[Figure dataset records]
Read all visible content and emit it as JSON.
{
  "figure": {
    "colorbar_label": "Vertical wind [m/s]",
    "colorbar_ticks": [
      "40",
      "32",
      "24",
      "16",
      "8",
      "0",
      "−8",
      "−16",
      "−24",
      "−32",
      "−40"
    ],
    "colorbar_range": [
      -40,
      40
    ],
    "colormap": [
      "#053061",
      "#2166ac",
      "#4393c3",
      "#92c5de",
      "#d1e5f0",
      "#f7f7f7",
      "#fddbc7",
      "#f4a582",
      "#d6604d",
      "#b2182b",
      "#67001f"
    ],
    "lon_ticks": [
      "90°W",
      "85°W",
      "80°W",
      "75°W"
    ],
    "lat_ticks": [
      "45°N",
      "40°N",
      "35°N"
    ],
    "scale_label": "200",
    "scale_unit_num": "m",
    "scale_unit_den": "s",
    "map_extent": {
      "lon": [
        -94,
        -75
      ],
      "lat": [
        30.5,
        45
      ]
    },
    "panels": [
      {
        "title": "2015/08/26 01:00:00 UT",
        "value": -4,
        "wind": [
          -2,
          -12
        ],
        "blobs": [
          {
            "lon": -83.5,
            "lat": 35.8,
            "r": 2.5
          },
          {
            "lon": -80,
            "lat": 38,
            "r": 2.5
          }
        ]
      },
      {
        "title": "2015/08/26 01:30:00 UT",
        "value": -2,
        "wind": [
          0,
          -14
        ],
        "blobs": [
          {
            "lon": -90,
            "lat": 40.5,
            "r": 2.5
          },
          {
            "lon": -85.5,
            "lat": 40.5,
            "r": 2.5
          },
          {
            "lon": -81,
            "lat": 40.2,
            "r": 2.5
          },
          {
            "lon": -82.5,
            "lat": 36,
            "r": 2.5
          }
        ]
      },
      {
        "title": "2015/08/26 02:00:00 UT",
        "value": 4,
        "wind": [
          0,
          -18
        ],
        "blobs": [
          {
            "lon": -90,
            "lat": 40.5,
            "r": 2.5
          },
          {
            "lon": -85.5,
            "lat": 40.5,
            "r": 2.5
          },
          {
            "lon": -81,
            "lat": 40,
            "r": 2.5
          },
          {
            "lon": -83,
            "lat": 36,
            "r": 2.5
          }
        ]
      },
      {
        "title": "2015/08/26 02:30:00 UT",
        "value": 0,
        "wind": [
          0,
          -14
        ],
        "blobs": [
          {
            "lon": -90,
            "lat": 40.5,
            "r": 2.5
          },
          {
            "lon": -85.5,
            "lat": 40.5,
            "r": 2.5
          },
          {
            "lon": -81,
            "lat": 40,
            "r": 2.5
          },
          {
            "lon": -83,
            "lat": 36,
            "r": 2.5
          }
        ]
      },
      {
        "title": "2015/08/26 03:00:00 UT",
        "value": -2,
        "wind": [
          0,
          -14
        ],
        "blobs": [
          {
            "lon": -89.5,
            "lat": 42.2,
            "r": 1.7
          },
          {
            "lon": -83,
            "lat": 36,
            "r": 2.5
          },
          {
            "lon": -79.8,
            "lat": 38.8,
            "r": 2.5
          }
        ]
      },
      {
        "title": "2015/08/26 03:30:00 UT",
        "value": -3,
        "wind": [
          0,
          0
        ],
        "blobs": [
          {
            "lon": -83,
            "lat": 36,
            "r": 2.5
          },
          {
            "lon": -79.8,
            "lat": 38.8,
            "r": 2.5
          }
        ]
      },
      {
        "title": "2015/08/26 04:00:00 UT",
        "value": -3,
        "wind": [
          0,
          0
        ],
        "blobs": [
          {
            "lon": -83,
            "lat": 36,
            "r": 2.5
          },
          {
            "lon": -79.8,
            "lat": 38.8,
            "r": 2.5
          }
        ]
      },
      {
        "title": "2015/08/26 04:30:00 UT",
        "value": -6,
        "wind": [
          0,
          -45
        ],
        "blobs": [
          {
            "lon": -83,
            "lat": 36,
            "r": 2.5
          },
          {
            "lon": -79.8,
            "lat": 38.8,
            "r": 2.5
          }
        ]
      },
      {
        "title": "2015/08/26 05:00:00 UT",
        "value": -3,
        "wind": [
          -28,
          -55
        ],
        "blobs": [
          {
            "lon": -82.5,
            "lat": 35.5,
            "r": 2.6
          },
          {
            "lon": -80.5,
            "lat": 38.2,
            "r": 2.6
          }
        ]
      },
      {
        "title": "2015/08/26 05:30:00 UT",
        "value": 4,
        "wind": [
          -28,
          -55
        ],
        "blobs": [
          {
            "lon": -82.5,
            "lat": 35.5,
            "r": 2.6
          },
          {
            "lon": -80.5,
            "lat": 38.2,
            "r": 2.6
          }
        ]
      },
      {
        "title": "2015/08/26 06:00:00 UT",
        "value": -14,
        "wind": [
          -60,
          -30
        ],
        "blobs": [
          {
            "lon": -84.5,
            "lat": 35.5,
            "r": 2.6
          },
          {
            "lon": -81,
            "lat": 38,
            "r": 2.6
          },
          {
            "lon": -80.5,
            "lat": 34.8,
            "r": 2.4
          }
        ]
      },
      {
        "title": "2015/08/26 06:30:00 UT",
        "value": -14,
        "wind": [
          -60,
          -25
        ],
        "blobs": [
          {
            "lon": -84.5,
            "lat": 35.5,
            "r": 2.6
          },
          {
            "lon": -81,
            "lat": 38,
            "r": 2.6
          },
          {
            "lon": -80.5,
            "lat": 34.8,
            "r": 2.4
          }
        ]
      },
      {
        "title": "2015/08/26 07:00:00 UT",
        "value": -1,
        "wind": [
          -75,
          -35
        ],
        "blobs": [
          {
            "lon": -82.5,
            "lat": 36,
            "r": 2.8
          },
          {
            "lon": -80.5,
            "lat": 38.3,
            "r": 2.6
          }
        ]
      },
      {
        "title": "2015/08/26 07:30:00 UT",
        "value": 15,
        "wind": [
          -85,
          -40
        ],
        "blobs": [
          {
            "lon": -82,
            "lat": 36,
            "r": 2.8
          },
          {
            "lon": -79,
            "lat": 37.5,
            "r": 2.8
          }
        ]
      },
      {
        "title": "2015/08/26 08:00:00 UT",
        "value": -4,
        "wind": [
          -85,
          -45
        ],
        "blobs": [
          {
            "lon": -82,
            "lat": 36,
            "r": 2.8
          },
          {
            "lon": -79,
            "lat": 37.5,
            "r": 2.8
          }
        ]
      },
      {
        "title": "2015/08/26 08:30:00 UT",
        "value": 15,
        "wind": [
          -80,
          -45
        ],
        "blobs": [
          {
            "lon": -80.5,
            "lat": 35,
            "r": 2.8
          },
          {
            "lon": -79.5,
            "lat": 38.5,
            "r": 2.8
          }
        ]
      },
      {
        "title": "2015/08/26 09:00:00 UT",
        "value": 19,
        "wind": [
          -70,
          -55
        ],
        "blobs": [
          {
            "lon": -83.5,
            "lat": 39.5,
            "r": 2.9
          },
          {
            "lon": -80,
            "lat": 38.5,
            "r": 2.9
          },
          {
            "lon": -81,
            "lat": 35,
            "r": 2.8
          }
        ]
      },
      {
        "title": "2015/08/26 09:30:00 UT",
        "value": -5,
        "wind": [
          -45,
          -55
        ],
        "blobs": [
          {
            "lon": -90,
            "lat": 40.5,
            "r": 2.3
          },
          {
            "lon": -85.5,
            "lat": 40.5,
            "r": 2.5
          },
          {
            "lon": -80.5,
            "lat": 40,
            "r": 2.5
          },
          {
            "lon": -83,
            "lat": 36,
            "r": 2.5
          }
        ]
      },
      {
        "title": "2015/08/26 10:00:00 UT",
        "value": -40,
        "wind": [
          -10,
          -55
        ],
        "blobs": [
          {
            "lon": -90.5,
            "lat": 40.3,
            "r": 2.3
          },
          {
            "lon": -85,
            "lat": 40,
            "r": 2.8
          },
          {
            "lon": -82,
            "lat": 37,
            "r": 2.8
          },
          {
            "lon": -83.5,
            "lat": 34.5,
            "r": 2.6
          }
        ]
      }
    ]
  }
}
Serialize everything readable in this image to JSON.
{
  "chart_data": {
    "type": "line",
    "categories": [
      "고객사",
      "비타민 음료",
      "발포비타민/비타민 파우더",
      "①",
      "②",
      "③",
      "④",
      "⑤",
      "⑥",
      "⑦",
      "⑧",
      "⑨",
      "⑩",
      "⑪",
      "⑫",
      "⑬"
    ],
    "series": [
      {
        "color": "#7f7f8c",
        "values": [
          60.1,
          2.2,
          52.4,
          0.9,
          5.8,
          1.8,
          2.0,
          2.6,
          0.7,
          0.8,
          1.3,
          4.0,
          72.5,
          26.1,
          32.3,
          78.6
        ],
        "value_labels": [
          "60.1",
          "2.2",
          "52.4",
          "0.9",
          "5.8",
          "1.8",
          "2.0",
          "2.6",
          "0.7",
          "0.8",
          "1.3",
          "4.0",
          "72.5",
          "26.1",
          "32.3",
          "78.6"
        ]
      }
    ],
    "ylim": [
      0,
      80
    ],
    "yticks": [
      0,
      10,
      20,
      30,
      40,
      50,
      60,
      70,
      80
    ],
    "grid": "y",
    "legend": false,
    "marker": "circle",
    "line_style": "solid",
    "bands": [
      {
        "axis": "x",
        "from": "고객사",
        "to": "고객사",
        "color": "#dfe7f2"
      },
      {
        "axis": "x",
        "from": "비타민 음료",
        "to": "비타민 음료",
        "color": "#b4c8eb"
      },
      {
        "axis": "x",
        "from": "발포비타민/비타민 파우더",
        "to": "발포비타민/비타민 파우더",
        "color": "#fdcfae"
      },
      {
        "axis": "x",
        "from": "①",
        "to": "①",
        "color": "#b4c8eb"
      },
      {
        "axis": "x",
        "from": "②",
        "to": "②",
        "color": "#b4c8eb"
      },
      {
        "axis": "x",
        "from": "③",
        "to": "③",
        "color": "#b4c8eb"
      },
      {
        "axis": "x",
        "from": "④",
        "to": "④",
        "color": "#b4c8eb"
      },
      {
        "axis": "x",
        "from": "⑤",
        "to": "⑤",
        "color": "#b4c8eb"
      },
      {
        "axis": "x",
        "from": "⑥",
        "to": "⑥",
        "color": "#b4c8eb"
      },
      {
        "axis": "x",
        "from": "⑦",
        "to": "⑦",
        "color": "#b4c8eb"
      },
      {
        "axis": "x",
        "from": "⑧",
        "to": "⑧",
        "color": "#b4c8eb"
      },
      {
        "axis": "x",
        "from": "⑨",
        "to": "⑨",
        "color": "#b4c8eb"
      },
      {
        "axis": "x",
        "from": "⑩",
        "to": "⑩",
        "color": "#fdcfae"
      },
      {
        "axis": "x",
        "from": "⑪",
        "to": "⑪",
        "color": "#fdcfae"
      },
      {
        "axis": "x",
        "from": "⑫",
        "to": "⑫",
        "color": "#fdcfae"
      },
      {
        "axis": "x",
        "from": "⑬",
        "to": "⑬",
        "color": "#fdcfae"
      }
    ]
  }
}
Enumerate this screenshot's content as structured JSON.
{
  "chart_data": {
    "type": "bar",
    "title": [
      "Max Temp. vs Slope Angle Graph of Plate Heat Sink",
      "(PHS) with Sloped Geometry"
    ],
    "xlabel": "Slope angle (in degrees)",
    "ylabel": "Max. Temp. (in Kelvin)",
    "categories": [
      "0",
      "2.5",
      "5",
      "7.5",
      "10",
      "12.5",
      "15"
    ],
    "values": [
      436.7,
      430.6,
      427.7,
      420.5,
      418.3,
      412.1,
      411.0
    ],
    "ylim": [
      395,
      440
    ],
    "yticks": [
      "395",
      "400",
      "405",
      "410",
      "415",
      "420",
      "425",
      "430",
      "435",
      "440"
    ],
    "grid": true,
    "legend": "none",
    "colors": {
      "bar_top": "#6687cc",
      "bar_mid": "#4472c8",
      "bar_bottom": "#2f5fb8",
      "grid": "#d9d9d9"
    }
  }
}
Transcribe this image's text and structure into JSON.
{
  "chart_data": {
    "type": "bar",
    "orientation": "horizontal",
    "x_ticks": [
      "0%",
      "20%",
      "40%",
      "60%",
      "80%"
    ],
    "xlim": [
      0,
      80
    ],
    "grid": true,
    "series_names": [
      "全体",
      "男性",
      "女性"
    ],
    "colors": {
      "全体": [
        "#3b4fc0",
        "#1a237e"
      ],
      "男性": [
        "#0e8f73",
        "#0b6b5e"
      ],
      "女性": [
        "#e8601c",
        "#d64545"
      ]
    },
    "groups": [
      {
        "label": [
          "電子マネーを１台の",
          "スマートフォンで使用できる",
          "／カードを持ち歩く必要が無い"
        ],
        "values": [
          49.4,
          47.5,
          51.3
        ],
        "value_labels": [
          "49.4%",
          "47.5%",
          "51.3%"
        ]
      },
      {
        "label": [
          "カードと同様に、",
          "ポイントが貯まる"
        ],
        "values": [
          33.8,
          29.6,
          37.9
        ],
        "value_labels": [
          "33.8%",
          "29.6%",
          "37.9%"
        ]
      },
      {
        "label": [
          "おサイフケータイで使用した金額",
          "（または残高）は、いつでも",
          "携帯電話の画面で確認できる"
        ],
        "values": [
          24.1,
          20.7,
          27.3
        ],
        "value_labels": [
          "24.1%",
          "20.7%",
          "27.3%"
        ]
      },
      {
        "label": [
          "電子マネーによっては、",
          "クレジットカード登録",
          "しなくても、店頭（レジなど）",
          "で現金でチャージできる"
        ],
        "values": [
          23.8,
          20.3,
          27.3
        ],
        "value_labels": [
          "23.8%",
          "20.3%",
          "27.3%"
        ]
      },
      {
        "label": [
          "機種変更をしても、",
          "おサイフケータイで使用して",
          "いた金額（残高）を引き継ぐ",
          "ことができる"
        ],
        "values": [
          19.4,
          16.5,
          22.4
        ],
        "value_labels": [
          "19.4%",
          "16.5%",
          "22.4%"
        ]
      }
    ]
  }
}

◆ Goal:
Return all lines of the material above in which the word "JSON" occurs.

◆ Response to this exercise:
Read all visible content and emit it as JSON.
Serialize everything readable in this image to JSON.
Enumerate this screenshot's content as structured JSON.
Transcribe this image's text and structure into JSON.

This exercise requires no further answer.